=== INFORMATION SUPPLIED ===

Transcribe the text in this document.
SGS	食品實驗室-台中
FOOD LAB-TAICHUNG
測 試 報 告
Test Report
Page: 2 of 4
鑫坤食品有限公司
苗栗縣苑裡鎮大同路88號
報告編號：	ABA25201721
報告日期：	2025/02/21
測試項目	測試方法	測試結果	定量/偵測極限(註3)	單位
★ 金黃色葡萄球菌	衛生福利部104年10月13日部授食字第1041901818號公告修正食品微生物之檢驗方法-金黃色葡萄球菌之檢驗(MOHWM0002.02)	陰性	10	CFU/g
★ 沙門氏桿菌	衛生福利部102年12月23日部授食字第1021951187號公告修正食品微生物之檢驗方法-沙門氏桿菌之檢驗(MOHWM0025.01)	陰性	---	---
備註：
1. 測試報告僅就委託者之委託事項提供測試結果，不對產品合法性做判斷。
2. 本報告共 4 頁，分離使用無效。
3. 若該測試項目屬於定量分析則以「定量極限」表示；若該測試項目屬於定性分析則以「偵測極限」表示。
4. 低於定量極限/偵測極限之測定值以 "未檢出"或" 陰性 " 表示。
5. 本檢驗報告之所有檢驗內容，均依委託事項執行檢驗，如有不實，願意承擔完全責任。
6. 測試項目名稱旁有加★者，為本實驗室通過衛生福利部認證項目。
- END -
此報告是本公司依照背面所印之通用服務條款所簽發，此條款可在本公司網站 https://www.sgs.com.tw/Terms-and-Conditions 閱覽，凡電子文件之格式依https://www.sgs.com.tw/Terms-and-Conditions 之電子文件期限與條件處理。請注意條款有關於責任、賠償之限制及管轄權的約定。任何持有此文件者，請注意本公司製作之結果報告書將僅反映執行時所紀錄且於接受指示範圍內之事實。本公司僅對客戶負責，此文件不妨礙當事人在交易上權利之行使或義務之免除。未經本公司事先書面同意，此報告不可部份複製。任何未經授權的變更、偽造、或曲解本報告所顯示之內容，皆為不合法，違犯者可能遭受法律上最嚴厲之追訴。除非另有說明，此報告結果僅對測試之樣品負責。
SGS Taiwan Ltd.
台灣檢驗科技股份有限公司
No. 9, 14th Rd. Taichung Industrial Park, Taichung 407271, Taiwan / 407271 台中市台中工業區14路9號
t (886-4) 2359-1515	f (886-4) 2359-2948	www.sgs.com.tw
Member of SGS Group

===

:: TASK DIRECTIONS ::
Reproduce each line from the records that contains the word "Taiwan".

:: CORRECT RESULT ::
SGS Taiwan Ltd.
No. 9, 14th Rd. Taichung Industrial Park, Taichung 407271, Taiwan / 407271 台中市台中工業區14路9號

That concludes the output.